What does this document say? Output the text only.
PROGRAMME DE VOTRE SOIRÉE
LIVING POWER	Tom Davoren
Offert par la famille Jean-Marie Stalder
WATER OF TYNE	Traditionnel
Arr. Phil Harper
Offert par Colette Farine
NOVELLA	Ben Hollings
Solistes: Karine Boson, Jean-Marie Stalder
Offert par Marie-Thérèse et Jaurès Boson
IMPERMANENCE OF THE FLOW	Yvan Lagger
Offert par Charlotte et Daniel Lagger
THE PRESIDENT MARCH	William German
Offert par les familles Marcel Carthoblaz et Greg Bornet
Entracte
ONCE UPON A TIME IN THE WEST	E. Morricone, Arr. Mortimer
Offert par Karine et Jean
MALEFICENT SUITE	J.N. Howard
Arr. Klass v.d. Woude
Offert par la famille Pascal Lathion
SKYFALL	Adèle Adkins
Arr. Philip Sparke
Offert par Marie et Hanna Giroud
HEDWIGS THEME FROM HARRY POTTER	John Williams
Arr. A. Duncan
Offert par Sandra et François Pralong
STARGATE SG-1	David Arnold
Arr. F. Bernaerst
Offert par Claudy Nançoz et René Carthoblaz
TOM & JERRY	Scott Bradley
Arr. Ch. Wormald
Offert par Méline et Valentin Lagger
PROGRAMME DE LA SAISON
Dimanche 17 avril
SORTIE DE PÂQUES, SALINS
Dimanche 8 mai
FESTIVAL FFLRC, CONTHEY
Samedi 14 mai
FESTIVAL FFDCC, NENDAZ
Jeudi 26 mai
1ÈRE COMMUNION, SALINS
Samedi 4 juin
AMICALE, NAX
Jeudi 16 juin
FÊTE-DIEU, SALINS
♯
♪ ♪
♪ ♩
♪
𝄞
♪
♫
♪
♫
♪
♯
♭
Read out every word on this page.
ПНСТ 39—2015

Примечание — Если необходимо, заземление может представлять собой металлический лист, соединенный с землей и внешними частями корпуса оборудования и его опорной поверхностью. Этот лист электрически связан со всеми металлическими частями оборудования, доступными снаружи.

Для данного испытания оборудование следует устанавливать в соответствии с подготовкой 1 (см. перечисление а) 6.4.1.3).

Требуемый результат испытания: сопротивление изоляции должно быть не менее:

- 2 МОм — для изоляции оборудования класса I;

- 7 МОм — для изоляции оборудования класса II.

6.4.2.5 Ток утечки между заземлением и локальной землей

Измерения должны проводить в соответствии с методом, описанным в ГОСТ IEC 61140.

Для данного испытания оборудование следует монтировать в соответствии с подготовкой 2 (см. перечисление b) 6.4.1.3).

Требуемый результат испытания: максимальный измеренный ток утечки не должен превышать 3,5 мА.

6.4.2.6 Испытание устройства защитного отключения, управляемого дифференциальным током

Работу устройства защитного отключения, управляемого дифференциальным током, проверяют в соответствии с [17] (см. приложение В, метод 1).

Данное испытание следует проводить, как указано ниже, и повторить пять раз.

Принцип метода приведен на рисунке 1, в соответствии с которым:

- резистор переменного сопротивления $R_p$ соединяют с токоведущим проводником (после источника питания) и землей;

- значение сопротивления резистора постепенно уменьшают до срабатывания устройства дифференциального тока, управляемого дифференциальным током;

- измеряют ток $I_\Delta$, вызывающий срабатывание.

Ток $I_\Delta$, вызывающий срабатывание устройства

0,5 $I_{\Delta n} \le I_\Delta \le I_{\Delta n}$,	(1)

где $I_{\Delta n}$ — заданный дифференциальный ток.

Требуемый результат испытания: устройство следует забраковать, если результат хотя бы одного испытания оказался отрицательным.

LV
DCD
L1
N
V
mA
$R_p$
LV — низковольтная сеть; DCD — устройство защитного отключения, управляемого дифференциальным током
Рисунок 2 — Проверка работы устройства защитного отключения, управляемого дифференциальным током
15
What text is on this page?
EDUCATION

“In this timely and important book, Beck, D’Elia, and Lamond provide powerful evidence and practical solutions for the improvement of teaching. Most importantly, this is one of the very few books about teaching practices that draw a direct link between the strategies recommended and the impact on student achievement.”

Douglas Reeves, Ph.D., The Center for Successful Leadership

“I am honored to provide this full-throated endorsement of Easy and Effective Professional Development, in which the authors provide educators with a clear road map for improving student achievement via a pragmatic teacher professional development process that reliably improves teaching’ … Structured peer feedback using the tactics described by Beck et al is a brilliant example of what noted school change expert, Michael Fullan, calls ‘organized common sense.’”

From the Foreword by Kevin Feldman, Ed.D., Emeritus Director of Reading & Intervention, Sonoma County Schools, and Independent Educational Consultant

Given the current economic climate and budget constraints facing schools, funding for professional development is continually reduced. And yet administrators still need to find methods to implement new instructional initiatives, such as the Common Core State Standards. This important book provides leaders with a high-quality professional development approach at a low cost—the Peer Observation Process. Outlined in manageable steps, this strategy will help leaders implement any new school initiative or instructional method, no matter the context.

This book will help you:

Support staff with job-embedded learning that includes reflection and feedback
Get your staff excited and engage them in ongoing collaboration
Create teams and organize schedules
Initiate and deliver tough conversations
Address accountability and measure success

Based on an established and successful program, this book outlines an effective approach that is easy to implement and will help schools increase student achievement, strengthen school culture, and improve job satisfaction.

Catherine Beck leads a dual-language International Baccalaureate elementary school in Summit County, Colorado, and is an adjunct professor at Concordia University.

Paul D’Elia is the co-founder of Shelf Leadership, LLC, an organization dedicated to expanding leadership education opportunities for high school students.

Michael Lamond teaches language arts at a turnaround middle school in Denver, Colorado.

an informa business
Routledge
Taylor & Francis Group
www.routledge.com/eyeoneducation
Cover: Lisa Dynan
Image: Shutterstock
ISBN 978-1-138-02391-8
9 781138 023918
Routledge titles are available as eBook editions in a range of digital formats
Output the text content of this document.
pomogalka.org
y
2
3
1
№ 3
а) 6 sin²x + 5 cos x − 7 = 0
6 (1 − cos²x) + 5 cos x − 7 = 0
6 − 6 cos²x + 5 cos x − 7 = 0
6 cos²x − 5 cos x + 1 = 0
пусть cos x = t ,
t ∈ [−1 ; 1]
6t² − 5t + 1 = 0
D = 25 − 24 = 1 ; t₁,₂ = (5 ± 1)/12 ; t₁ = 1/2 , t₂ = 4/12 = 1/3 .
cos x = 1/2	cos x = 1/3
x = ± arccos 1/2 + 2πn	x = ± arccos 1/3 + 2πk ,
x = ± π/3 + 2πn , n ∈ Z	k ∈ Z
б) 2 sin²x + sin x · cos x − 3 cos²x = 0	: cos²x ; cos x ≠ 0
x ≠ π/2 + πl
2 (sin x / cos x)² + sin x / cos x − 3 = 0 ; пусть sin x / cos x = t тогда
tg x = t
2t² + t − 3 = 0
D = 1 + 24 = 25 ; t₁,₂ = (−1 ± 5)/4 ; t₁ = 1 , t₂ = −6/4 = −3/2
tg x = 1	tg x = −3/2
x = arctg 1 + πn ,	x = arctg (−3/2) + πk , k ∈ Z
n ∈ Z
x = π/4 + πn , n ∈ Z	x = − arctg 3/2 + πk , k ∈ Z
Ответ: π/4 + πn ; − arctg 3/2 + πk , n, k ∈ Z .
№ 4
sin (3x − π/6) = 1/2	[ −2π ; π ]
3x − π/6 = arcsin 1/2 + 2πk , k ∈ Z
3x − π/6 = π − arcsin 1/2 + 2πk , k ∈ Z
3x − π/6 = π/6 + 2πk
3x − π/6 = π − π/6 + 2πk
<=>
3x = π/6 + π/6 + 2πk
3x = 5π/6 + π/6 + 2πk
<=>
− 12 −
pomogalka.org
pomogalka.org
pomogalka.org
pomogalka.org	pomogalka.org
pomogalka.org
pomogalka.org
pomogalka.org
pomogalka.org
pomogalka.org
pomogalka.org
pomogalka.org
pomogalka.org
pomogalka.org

----

WHAT THE TASK ASKS ::
Recopy the entries above exactly, with every line included.

EXERCISE SOLUTION ::
What does this document say? Output the text only.
PROGRAMME DE VOTRE SOIRÉE
LIVING POWER	Tom Davoren
Offert par la famille Jean-Marie Stalder
WATER OF TYNE	Traditionnel
Arr. Phil Harper
Offert par Colette Farine
NOVELLA	Ben Hollings
Solistes: Karine Boson, Jean-Marie Stalder
Offert par Marie-Thérèse et Jaurès Boson
IMPERMANENCE OF THE FLOW	Yvan Lagger
Offert par Charlotte et Daniel Lagger
THE PRESIDENT MARCH	William German
Offert par les familles Marcel Carthoblaz et Greg Bornet
Entracte
ONCE UPON A TIME IN THE WEST	E. Morricone, Arr. Mortimer
Offert par Karine et Jean
MALEFICENT SUITE	J.N. Howard
Arr. Klass v.d. Woude
Offert par la famille Pascal Lathion
SKYFALL	Adèle Adkins
Arr. Philip Sparke
Offert par Marie et Hanna Giroud
HEDWIGS THEME FROM HARRY POTTER	John Williams
Arr. A. Duncan
Offert par Sandra et François Pralong
STARGATE SG-1	David Arnold
Arr. F. Bernaerst
Offert par Claudy Nançoz et René Carthoblaz
TOM & JERRY	Scott Bradley
Arr. Ch. Wormald
Offert par Méline et Valentin Lagger
PROGRAMME DE LA SAISON
Dimanche 17 avril
SORTIE DE PÂQUES, SALINS
Dimanche 8 mai
FESTIVAL FFLRC, CONTHEY
Samedi 14 mai
FESTIVAL FFDCC, NENDAZ
Jeudi 26 mai
1ÈRE COMMUNION, SALINS
Samedi 4 juin
AMICALE, NAX
Jeudi 16 juin
FÊTE-DIEU, SALINS
♯
♪ ♪
♪ ♩
♪
𝄞
♪
♫
♪
♫
♪
♯
♭
Read out every word on this page.
ПНСТ 39—2015

Примечание — Если необходимо, заземление может представлять собой металлический лист, соединенный с землей и внешними частями корпуса оборудования и его опорной поверхностью. Этот лист электрически связан со всеми металлическими частями оборудования, доступными снаружи.

Для данного испытания оборудование следует устанавливать в соответствии с подготовкой 1 (см. перечисление а) 6.4.1.3).

Требуемый результат испытания: сопротивление изоляции должно быть не менее:

- 2 МОм — для изоляции оборудования класса I;

- 7 МОм — для изоляции оборудования класса II.

6.4.2.5 Ток утечки между заземлением и локальной землей

Измерения должны проводить в соответствии с методом, описанным в ГОСТ IEC 61140.

Для данного испытания оборудование следует монтировать в соответствии с подготовкой 2 (см. перечисление b) 6.4.1.3).

Требуемый результат испытания: максимальный измеренный ток утечки не должен превышать 3,5 мА.

6.4.2.6 Испытание устройства защитного отключения, управляемого дифференциальным током

Работу устройства защитного отключения, управляемого дифференциальным током, проверяют в соответствии с [17] (см. приложение В, метод 1).

Данное испытание следует проводить, как указано ниже, и повторить пять раз.

Принцип метода приведен на рисунке 1, в соответствии с которым:

- резистор переменного сопротивления $R_p$ соединяют с токоведущим проводником (после источника питания) и землей;

- значение сопротивления резистора постепенно уменьшают до срабатывания устройства дифференциального тока, управляемого дифференциальным током;

- измеряют ток $I_\Delta$, вызывающий срабатывание.

Ток $I_\Delta$, вызывающий срабатывание устройства

0,5 $I_{\Delta n} \le I_\Delta \le I_{\Delta n}$,	(1)

где $I_{\Delta n}$ — заданный дифференциальный ток.

Требуемый результат испытания: устройство следует забраковать, если результат хотя бы одного испытания оказался отрицательным.

LV
DCD
L1
N
V
mA
$R_p$
LV — низковольтная сеть; DCD — устройство защитного отключения, управляемого дифференциальным током
Рисунок 2 — Проверка работы устройства защитного отключения, управляемого дифференциальным током
15
What text is on this page?
EDUCATION

“In this timely and important book, Beck, D’Elia, and Lamond provide powerful evidence and practical solutions for the improvement of teaching. Most importantly, this is one of the very few books about teaching practices that draw a direct link between the strategies recommended and the impact on student achievement.”

Douglas Reeves, Ph.D., The Center for Successful Leadership

“I am honored to provide this full-throated endorsement of Easy and Effective Professional Development, in which the authors provide educators with a clear road map for improving student achievement via a pragmatic teacher professional development process that reliably improves teaching’ … Structured peer feedback using the tactics described by Beck et al is a brilliant example of what noted school change expert, Michael Fullan, calls ‘organized common sense.’”

From the Foreword by Kevin Feldman, Ed.D., Emeritus Director of Reading & Intervention, Sonoma County Schools, and Independent Educational Consultant

Given the current economic climate and budget constraints facing schools, funding for professional development is continually reduced. And yet administrators still need to find methods to implement new instructional initiatives, such as the Common Core State Standards. This important book provides leaders with a high-quality professional development approach at a low cost—the Peer Observation Process. Outlined in manageable steps, this strategy will help leaders implement any new school initiative or instructional method, no matter the context.

This book will help you:

Support staff with job-embedded learning that includes reflection and feedback
Get your staff excited and engage them in ongoing collaboration
Create teams and organize schedules
Initiate and deliver tough conversations
Address accountability and measure success

Based on an established and successful program, this book outlines an effective approach that is easy to implement and will help schools increase student achievement, strengthen school culture, and improve job satisfaction.

Catherine Beck leads a dual-language International Baccalaureate elementary school in Summit County, Colorado, and is an adjunct professor at Concordia University.

Paul D’Elia is the co-founder of Shelf Leadership, LLC, an organization dedicated to expanding leadership education opportunities for high school students.

Michael Lamond teaches language arts at a turnaround middle school in Denver, Colorado.

an informa business
Routledge
Taylor & Francis Group
www.routledge.com/eyeoneducation
Cover: Lisa Dynan
Image: Shutterstock
ISBN 978-1-138-02391-8
9 781138 023918
Routledge titles are available as eBook editions in a range of digital formats
Output the text content of this document.
pomogalka.org
y
2
3
1
№ 3
а) 6 sin²x + 5 cos x − 7 = 0
6 (1 − cos²x) + 5 cos x − 7 = 0
6 − 6 cos²x + 5 cos x − 7 = 0
6 cos²x − 5 cos x + 1 = 0
пусть cos x = t ,
t ∈ [−1 ; 1]
6t² − 5t + 1 = 0
D = 25 − 24 = 1 ; t₁,₂ = (5 ± 1)/12 ; t₁ = 1/2 , t₂ = 4/12 = 1/3 .
cos x = 1/2	cos x = 1/3
x = ± arccos 1/2 + 2πn	x = ± arccos 1/3 + 2πk ,
x = ± π/3 + 2πn , n ∈ Z	k ∈ Z
б) 2 sin²x + sin x · cos x − 3 cos²x = 0	: cos²x ; cos x ≠ 0
x ≠ π/2 + πl
2 (sin x / cos x)² + sin x / cos x − 3 = 0 ; пусть sin x / cos x = t тогда
tg x = t
2t² + t − 3 = 0
D = 1 + 24 = 25 ; t₁,₂ = (−1 ± 5)/4 ; t₁ = 1 , t₂ = −6/4 = −3/2
tg x = 1	tg x = −3/2
x = arctg 1 + πn ,	x = arctg (−3/2) + πk , k ∈ Z
n ∈ Z
x = π/4 + πn , n ∈ Z	x = − arctg 3/2 + πk , k ∈ Z
Ответ: π/4 + πn ; − arctg 3/2 + πk , n, k ∈ Z .
№ 4
sin (3x − π/6) = 1/2	[ −2π ; π ]
3x − π/6 = arcsin 1/2 + 2πk , k ∈ Z
3x − π/6 = π − arcsin 1/2 + 2πk , k ∈ Z
3x − π/6 = π/6 + 2πk
3x − π/6 = π − π/6 + 2πk
<=>
3x = π/6 + π/6 + 2πk
3x = 5π/6 + π/6 + 2πk
<=>
− 12 −
pomogalka.org
pomogalka.org
pomogalka.org
pomogalka.org	pomogalka.org
pomogalka.org
pomogalka.org
pomogalka.org
pomogalka.org
pomogalka.org
pomogalka.org
pomogalka.org
pomogalka.org
pomogalka.org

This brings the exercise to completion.